== EXTRACTED RECORDS ==

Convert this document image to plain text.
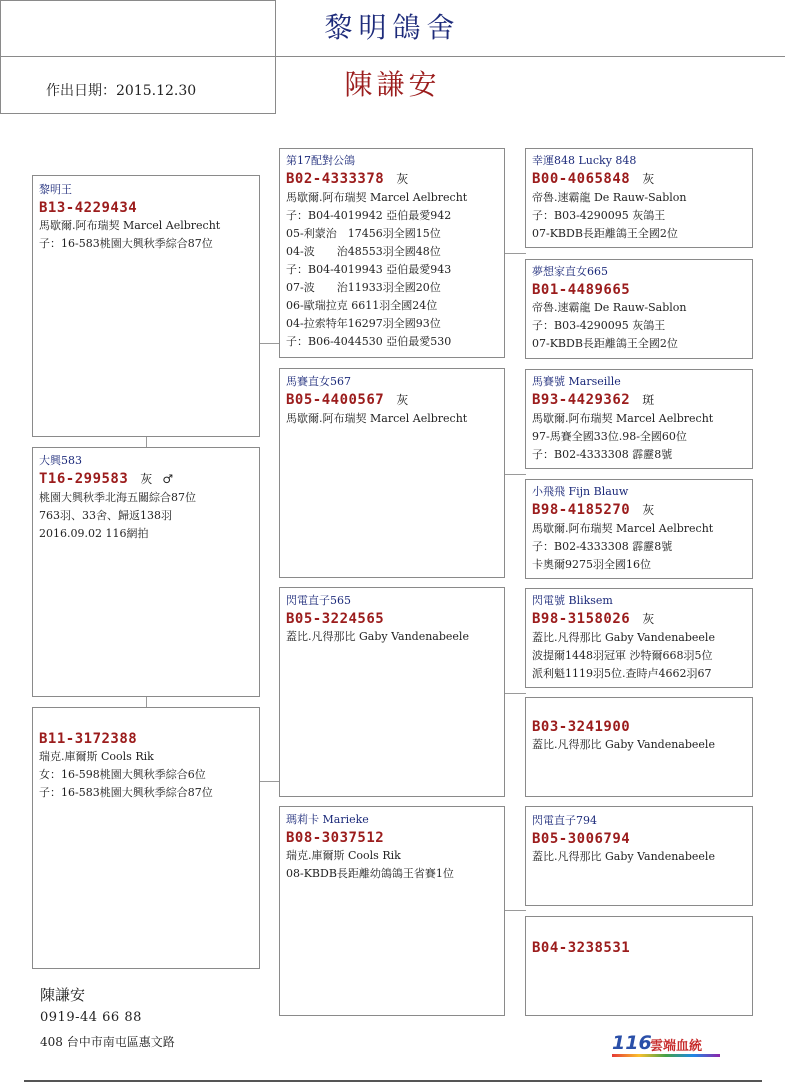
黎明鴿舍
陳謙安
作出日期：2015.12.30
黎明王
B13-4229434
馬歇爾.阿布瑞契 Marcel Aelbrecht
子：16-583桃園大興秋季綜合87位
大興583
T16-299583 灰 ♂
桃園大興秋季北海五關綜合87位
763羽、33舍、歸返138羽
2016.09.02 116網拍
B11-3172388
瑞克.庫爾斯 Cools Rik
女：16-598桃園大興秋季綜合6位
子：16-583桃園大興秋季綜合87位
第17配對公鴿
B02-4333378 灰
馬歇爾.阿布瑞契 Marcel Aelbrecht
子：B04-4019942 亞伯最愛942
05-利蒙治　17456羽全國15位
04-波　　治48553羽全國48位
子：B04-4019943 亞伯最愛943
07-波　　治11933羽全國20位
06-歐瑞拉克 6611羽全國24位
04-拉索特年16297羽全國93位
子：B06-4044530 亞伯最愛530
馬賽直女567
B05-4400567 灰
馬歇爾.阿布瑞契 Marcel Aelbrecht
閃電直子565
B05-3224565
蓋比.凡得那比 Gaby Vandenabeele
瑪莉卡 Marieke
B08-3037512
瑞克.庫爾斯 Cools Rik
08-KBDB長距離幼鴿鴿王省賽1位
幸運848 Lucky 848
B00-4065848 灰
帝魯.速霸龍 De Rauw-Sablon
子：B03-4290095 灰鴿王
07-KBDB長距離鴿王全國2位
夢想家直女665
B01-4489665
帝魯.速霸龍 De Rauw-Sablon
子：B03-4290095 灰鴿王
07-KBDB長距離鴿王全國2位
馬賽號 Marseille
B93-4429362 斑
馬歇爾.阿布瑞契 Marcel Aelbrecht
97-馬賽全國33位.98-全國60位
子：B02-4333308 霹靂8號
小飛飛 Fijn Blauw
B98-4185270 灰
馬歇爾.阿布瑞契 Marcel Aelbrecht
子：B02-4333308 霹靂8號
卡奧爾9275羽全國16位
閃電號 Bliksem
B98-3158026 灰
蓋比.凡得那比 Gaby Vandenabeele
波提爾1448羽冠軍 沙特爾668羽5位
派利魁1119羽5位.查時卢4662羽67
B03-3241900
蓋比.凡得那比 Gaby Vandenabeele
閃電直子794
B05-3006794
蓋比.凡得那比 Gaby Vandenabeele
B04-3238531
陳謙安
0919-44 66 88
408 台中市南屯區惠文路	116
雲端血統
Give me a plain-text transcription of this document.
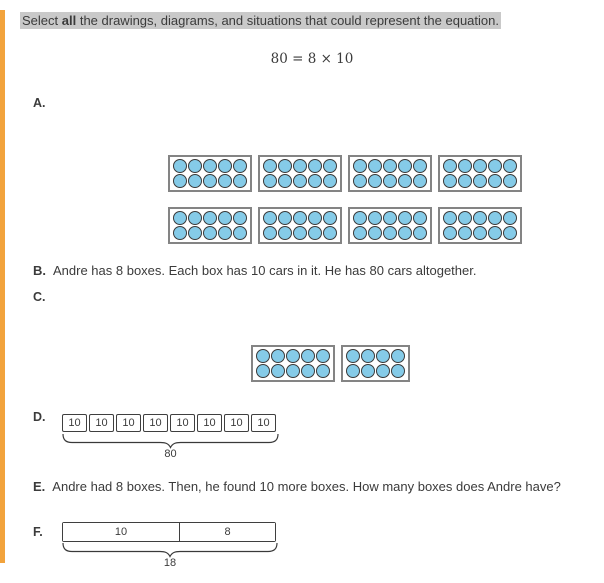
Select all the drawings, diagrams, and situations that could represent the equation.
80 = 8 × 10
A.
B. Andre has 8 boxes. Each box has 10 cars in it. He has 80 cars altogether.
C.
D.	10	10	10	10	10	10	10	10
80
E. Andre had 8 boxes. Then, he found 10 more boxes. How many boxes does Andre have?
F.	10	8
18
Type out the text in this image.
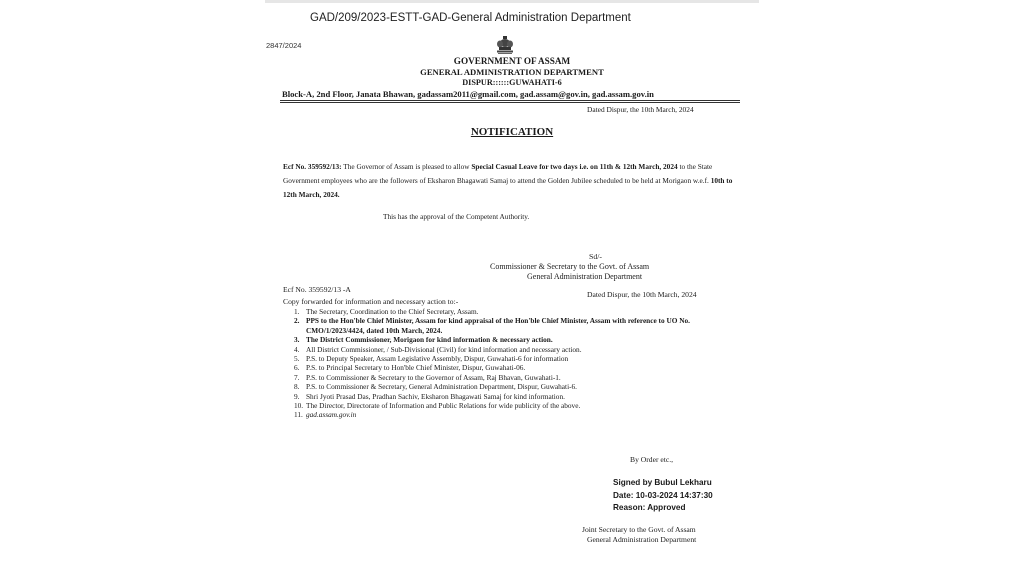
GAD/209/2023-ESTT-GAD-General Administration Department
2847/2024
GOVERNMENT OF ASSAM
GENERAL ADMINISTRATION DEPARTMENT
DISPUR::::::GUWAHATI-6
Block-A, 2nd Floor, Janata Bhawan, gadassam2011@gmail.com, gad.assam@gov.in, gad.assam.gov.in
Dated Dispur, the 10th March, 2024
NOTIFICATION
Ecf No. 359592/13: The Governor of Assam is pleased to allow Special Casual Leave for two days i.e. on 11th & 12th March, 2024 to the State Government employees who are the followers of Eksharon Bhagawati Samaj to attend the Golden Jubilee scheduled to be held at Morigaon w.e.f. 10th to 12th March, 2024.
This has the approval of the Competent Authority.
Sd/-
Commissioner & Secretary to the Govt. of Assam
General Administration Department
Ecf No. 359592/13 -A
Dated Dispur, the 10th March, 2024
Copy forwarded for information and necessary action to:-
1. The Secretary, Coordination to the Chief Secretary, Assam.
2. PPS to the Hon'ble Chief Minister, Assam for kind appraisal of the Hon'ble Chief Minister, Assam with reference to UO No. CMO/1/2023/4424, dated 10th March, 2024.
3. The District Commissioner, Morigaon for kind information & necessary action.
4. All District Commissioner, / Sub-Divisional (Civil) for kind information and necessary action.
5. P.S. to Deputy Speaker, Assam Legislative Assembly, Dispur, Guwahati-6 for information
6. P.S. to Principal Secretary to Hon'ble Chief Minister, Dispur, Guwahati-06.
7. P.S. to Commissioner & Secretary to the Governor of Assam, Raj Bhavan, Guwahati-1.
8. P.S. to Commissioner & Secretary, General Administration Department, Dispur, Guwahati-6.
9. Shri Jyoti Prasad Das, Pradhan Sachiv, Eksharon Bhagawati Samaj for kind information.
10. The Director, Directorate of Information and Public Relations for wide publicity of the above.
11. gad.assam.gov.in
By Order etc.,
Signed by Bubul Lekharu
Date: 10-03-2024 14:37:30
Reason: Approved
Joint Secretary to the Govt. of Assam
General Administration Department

== YOUR TASK ==
Omit every picture, then reproduce the rest of the listing exactly.

== EXERCISE OUTPUT ==
Convert this document image to plain text.
黎明鴿舍
陳謙安
作出日期：2015.12.30
黎明王
B13-4229434
馬歇爾.阿布瑞契 Marcel Aelbrecht
子：16-583桃園大興秋季綜合87位
大興583
T16-299583 灰 ♂
桃園大興秋季北海五關綜合87位
763羽、33舍、歸返138羽
2016.09.02 116網拍
B11-3172388
瑞克.庫爾斯 Cools Rik
女：16-598桃園大興秋季綜合6位
子：16-583桃園大興秋季綜合87位
第17配對公鴿
B02-4333378 灰
馬歇爾.阿布瑞契 Marcel Aelbrecht
子：B04-4019942 亞伯最愛942
05-利蒙治　17456羽全國15位
04-波　　治48553羽全國48位
子：B04-4019943 亞伯最愛943
07-波　　治11933羽全國20位
06-歐瑞拉克 6611羽全國24位
04-拉索特年16297羽全國93位
子：B06-4044530 亞伯最愛530
馬賽直女567
B05-4400567 灰
馬歇爾.阿布瑞契 Marcel Aelbrecht
閃電直子565
B05-3224565
蓋比.凡得那比 Gaby Vandenabeele
瑪莉卡 Marieke
B08-3037512
瑞克.庫爾斯 Cools Rik
08-KBDB長距離幼鴿鴿王省賽1位
幸運848 Lucky 848
B00-4065848 灰
帝魯.速霸龍 De Rauw-Sablon
子：B03-4290095 灰鴿王
07-KBDB長距離鴿王全國2位
夢想家直女665
B01-4489665
帝魯.速霸龍 De Rauw-Sablon
子：B03-4290095 灰鴿王
07-KBDB長距離鴿王全國2位
馬賽號 Marseille
B93-4429362 斑
馬歇爾.阿布瑞契 Marcel Aelbrecht
97-馬賽全國33位.98-全國60位
子：B02-4333308 霹靂8號
小飛飛 Fijn Blauw
B98-4185270 灰
馬歇爾.阿布瑞契 Marcel Aelbrecht
子：B02-4333308 霹靂8號
卡奧爾9275羽全國16位
閃電號 Bliksem
B98-3158026 灰
蓋比.凡得那比 Gaby Vandenabeele
波提爾1448羽冠軍 沙特爾668羽5位
派利魁1119羽5位.查時卢4662羽67
B03-3241900
蓋比.凡得那比 Gaby Vandenabeele
閃電直子794
B05-3006794
蓋比.凡得那比 Gaby Vandenabeele
B04-3238531
陳謙安
0919-44 66 88
408 台中市南屯區惠文路	116
雲端血統
Give me a plain-text transcription of this document.
Select all the drawings, diagrams, and situations that could represent the equation.
80 = 8 × 10
A.
B. Andre has 8 boxes. Each box has 10 cars in it. He has 80 cars altogether.
C.
D.	10	10	10	10	10	10	10	10
80
E. Andre had 8 boxes. Then, he found 10 more boxes. How many boxes does Andre have?
F.	10	8
18
Type out the text in this image.
GAD/209/2023-ESTT-GAD-General Administration Department
2847/2024
GOVERNMENT OF ASSAM
GENERAL ADMINISTRATION DEPARTMENT
DISPUR::::::GUWAHATI-6
Block-A, 2nd Floor, Janata Bhawan, gadassam2011@gmail.com, gad.assam@gov.in, gad.assam.gov.in
Dated Dispur, the 10th March, 2024
NOTIFICATION
Ecf No. 359592/13: The Governor of Assam is pleased to allow Special Casual Leave for two days i.e. on 11th & 12th March, 2024 to the State Government employees who are the followers of Eksharon Bhagawati Samaj to attend the Golden Jubilee scheduled to be held at Morigaon w.e.f. 10th to 12th March, 2024.
This has the approval of the Competent Authority.
Sd/-
Commissioner & Secretary to the Govt. of Assam
General Administration Department
Ecf No. 359592/13 -A
Dated Dispur, the 10th March, 2024
Copy forwarded for information and necessary action to:-
1. The Secretary, Coordination to the Chief Secretary, Assam.
2. PPS to the Hon'ble Chief Minister, Assam for kind appraisal of the Hon'ble Chief Minister, Assam with reference to UO No. CMO/1/2023/4424, dated 10th March, 2024.
3. The District Commissioner, Morigaon for kind information & necessary action.
4. All District Commissioner, / Sub-Divisional (Civil) for kind information and necessary action.
5. P.S. to Deputy Speaker, Assam Legislative Assembly, Dispur, Guwahati-6 for information
6. P.S. to Principal Secretary to Hon'ble Chief Minister, Dispur, Guwahati-06.
7. P.S. to Commissioner & Secretary to the Governor of Assam, Raj Bhavan, Guwahati-1.
8. P.S. to Commissioner & Secretary, General Administration Department, Dispur, Guwahati-6.
9. Shri Jyoti Prasad Das, Pradhan Sachiv, Eksharon Bhagawati Samaj for kind information.
10. The Director, Directorate of Information and Public Relations for wide publicity of the above.
11. gad.assam.gov.in
By Order etc.,
Signed by Bubul Lekharu
Date: 10-03-2024 14:37:30
Reason: Approved
Joint Secretary to the Govt. of Assam
General Administration Department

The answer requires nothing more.